— START OF DATA LINES —
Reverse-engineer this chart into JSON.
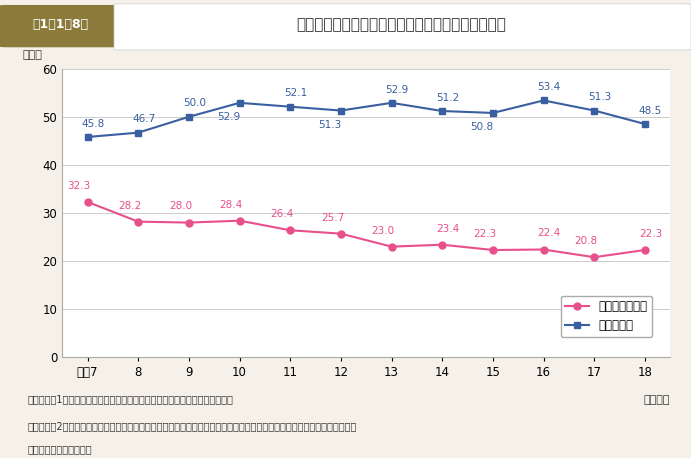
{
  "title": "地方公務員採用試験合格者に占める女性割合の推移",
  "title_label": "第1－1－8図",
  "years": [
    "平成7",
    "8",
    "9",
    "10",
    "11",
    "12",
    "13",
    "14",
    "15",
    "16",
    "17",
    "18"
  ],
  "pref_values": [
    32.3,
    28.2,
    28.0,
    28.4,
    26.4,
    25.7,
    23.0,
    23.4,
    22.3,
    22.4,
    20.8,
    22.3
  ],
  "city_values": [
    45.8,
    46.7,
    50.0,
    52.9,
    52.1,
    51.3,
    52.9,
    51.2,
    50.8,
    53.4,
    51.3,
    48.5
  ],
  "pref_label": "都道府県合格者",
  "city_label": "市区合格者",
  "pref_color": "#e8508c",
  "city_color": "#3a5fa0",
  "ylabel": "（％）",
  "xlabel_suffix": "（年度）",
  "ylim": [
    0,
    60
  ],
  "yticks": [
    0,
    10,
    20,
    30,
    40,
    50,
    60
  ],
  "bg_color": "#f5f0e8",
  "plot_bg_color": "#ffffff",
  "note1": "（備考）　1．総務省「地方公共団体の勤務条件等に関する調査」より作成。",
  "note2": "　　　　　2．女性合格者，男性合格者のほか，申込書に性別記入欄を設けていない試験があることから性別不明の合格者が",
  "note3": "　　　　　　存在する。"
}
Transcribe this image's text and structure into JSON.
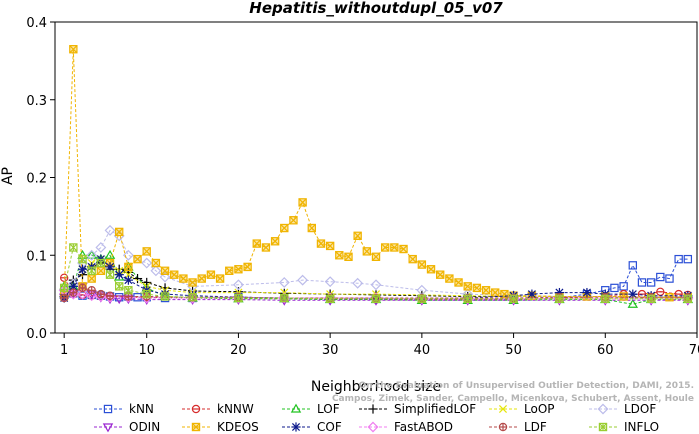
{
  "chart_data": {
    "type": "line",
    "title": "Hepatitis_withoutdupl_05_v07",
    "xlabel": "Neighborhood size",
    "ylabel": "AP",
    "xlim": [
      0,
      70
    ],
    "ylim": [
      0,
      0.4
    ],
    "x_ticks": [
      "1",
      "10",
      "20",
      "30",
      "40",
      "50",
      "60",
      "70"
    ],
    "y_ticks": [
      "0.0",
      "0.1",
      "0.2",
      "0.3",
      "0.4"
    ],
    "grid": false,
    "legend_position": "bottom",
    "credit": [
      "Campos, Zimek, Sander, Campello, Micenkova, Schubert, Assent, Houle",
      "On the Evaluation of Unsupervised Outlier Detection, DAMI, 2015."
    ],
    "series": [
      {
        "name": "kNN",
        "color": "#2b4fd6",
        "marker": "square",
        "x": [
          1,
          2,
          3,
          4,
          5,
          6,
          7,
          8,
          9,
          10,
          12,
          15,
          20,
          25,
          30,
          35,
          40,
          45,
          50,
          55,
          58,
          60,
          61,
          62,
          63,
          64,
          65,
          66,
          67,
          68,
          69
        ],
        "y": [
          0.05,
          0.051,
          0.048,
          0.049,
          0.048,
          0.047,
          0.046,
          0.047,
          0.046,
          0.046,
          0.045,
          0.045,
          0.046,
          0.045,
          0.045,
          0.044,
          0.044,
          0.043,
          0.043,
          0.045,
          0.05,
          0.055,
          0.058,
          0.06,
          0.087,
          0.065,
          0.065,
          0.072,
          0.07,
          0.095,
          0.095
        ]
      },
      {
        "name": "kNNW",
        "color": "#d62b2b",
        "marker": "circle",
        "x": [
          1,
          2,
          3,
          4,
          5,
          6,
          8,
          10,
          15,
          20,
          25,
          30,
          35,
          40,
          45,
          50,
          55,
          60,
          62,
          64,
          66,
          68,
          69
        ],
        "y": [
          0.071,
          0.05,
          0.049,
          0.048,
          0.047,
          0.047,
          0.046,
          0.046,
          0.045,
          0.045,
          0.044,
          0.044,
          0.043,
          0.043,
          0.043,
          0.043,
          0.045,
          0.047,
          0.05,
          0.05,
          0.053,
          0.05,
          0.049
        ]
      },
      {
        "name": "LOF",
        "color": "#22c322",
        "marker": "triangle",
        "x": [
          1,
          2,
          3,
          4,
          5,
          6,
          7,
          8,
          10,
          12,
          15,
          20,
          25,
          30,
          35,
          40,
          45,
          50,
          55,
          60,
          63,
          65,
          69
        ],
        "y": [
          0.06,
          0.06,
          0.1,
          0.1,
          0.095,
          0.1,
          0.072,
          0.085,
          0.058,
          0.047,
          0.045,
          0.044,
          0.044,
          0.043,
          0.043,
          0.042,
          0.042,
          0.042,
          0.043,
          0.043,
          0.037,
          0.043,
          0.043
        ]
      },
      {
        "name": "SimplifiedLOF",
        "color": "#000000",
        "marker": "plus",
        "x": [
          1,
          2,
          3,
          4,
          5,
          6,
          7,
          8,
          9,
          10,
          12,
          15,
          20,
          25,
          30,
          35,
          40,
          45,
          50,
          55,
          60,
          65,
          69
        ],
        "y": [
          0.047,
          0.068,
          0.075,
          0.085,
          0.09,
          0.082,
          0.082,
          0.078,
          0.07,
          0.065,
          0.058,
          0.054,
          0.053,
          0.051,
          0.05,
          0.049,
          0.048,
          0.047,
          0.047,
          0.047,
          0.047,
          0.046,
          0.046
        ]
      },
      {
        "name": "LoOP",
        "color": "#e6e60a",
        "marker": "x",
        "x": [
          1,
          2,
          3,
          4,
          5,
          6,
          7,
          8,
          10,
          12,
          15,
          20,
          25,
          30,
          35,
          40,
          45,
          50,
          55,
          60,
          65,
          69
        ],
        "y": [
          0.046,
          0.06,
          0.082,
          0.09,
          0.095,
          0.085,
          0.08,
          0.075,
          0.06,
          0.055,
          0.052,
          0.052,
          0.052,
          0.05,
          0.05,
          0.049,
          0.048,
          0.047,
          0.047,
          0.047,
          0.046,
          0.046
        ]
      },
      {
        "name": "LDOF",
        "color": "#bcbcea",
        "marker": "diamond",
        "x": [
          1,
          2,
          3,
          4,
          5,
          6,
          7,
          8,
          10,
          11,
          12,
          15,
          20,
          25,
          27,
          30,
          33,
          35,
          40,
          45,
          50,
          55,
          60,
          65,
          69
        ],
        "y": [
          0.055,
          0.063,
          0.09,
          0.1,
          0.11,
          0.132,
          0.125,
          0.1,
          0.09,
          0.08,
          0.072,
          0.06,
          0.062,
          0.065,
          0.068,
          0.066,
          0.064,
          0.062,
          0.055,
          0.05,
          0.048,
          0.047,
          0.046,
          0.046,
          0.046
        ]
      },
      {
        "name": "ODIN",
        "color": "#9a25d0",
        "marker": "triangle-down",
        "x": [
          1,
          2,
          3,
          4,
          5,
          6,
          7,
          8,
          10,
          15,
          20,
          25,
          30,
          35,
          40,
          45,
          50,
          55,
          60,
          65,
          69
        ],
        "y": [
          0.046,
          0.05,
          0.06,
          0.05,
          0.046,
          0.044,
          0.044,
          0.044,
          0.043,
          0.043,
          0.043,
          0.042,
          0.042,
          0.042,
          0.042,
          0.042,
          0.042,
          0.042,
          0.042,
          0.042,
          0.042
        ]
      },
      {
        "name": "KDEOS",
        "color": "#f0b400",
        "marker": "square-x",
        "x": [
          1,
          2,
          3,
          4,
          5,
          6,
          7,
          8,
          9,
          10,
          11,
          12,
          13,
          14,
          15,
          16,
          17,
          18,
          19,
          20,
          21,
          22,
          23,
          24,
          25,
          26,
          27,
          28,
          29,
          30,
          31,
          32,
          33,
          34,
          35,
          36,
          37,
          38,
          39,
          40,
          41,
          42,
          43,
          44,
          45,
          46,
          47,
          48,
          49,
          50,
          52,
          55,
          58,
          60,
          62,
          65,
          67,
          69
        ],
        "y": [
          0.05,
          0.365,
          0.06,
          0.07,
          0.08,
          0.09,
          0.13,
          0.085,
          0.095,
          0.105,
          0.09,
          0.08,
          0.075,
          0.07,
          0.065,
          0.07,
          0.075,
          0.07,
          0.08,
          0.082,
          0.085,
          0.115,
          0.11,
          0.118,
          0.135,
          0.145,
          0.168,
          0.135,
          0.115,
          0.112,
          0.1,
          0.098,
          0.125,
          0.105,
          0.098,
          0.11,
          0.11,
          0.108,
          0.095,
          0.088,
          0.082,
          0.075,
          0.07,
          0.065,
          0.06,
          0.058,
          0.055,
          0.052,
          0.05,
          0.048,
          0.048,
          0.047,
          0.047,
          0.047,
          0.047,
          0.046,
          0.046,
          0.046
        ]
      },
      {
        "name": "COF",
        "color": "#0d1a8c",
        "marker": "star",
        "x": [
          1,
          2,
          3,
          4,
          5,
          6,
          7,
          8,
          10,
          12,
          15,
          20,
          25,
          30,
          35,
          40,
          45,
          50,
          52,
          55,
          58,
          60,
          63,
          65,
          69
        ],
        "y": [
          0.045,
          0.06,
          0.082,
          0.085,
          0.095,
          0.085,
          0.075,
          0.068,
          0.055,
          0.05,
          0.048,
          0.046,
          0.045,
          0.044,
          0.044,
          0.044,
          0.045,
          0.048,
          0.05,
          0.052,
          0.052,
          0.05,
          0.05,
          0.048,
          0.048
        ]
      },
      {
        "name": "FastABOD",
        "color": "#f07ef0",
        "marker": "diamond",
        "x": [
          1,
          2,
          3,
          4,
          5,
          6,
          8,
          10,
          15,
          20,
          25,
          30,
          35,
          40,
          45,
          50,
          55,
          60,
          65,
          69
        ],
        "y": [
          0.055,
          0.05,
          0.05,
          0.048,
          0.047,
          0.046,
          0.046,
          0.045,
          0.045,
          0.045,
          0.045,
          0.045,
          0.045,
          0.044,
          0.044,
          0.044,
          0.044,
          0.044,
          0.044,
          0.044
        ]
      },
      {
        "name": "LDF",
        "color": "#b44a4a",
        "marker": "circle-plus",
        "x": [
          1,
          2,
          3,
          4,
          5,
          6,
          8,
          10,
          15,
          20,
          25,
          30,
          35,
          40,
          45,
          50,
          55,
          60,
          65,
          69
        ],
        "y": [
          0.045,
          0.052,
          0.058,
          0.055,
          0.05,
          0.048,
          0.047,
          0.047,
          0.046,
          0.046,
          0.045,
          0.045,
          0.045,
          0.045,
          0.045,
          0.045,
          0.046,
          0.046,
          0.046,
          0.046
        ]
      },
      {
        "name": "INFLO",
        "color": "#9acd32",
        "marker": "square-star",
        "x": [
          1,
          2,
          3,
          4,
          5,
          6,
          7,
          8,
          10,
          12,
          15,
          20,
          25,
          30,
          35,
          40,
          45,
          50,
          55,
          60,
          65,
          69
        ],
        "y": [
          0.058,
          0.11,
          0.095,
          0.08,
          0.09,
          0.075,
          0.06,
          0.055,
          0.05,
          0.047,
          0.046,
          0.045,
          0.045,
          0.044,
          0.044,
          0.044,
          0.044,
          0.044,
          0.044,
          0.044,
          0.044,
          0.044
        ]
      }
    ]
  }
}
— END OF DATA LINES —
— START OF DATA LINES —
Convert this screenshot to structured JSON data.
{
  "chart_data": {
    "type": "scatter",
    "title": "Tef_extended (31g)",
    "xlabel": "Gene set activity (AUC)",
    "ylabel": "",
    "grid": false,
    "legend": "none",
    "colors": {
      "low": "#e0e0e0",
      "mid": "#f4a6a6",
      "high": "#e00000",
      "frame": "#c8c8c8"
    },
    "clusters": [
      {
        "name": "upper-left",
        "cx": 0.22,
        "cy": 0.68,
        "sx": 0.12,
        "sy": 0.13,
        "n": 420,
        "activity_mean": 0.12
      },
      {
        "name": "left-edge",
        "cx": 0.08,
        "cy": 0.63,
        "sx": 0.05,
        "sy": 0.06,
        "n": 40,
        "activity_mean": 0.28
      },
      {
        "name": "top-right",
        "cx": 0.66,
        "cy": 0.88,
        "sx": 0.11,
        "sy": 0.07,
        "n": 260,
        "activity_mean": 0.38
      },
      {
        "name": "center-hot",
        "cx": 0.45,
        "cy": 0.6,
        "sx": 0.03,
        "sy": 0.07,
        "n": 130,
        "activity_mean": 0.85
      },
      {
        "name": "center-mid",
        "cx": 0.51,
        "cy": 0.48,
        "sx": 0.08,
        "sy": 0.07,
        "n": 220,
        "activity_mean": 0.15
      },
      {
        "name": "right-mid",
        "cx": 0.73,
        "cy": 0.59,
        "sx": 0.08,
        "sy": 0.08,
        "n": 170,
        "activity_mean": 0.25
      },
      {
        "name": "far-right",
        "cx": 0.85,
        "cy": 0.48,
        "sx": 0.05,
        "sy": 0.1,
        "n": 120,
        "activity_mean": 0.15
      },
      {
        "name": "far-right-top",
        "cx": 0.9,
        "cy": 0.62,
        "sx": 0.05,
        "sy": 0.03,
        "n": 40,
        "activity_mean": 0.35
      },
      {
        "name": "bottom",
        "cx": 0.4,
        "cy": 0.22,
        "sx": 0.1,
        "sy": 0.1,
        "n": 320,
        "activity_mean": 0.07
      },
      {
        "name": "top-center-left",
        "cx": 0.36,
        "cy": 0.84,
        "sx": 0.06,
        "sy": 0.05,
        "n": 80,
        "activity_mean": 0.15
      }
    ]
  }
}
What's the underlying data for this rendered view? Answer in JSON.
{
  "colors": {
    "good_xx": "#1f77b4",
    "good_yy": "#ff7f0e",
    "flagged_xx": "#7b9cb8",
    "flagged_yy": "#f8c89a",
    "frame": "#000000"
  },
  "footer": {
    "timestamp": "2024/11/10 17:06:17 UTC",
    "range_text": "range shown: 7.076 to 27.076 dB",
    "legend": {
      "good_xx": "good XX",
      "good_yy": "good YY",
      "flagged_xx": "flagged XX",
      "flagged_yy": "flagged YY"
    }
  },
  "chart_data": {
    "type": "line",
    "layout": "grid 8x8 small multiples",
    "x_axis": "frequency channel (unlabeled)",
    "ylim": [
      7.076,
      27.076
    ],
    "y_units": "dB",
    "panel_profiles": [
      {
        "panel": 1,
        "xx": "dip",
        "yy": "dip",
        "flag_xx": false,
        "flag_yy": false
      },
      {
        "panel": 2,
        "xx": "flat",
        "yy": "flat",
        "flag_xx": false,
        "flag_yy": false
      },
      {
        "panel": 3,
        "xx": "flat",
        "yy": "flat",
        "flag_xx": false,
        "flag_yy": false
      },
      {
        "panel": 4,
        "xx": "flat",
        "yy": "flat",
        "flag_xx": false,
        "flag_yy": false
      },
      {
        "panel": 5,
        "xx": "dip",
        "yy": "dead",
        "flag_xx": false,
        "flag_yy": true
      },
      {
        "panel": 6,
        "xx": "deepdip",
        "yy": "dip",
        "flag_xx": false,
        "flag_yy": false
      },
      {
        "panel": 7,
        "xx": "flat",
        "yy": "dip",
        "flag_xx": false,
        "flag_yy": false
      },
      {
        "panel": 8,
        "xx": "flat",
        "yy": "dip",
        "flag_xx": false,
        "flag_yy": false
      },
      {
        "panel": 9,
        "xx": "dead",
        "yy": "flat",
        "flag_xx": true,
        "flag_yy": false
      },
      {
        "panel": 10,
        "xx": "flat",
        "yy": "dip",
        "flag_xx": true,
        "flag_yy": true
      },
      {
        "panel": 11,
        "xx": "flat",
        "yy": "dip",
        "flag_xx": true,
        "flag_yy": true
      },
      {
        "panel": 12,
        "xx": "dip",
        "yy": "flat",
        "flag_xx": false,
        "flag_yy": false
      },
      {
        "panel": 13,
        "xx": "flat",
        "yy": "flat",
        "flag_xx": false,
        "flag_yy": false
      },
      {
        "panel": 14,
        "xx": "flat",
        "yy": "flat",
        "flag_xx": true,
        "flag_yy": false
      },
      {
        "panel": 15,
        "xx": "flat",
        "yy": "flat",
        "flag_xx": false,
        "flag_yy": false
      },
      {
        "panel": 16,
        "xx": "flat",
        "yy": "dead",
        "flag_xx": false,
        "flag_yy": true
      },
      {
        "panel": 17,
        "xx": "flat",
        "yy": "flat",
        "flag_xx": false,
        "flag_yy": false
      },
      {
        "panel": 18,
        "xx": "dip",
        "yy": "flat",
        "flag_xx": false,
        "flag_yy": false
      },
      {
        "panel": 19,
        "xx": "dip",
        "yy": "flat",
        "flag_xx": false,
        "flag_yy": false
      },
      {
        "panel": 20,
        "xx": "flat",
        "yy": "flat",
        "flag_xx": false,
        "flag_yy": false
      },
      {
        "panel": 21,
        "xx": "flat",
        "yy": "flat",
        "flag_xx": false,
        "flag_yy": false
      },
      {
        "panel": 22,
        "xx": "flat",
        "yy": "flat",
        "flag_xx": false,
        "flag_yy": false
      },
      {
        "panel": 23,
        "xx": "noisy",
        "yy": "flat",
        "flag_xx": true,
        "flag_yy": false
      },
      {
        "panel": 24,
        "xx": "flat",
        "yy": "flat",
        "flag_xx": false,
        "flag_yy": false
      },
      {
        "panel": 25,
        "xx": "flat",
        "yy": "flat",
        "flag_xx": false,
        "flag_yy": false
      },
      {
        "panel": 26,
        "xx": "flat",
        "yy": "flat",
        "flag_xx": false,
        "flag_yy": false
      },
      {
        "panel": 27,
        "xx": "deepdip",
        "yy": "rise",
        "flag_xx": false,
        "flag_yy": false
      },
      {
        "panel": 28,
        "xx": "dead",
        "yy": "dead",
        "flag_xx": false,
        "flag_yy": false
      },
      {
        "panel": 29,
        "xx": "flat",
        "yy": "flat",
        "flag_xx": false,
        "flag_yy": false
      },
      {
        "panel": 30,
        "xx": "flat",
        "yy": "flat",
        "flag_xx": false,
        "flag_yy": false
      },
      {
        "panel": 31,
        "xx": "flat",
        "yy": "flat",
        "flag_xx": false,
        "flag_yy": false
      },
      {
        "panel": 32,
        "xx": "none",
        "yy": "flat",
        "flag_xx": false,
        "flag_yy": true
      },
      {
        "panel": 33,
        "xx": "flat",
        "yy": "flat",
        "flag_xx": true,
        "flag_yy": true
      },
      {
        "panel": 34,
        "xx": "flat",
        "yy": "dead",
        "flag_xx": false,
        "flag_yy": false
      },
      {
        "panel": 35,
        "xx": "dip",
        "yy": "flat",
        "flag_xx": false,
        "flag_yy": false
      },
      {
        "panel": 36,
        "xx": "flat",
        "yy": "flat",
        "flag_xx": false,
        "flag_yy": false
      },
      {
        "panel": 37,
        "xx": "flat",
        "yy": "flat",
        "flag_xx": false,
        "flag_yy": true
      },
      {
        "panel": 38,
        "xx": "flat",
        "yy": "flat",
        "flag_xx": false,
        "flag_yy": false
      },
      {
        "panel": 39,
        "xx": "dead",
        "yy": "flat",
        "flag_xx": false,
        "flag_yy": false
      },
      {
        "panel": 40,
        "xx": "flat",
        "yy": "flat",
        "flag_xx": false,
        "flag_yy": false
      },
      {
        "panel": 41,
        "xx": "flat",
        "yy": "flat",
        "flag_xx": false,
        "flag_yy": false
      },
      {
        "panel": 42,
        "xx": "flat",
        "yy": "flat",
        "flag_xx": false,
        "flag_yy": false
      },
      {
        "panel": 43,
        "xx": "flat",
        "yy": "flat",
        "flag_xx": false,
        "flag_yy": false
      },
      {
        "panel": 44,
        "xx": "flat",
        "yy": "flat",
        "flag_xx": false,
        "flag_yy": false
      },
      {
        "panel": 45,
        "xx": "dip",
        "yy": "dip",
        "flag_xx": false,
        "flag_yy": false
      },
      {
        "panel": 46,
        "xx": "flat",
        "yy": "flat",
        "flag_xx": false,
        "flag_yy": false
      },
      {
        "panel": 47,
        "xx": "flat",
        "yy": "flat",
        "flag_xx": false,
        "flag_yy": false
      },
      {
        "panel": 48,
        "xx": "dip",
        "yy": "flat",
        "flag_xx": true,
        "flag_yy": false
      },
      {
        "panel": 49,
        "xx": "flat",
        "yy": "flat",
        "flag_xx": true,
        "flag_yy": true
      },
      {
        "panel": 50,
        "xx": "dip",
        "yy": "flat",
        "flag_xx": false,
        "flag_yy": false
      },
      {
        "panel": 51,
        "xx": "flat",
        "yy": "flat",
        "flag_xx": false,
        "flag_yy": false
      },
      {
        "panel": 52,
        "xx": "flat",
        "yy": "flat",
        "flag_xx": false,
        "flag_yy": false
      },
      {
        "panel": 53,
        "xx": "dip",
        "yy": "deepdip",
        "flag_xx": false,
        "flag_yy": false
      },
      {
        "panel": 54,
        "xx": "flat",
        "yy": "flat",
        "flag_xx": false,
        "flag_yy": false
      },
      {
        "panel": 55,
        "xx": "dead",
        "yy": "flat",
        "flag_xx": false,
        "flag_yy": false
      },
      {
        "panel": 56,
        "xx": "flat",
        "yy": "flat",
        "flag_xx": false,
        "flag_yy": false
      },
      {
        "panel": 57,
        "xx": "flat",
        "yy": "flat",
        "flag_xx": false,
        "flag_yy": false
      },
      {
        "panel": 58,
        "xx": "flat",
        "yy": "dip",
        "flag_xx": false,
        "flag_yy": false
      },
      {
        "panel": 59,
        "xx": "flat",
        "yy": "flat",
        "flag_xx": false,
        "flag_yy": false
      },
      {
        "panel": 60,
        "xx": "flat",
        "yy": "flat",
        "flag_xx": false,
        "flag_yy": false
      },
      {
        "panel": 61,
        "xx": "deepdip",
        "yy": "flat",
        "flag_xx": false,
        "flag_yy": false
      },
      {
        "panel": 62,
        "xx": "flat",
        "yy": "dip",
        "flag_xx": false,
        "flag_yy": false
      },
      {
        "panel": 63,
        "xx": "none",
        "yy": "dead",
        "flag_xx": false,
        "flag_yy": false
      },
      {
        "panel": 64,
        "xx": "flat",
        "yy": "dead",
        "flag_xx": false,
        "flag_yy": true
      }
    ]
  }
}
— END OF DATA LINES —
# GIVEN TASK
Gather all lines from the listing above in which "square" occurs.

# REPLY TO THE TASK
        "marker": "square",
        "marker": "square-x",
        "marker": "square-star",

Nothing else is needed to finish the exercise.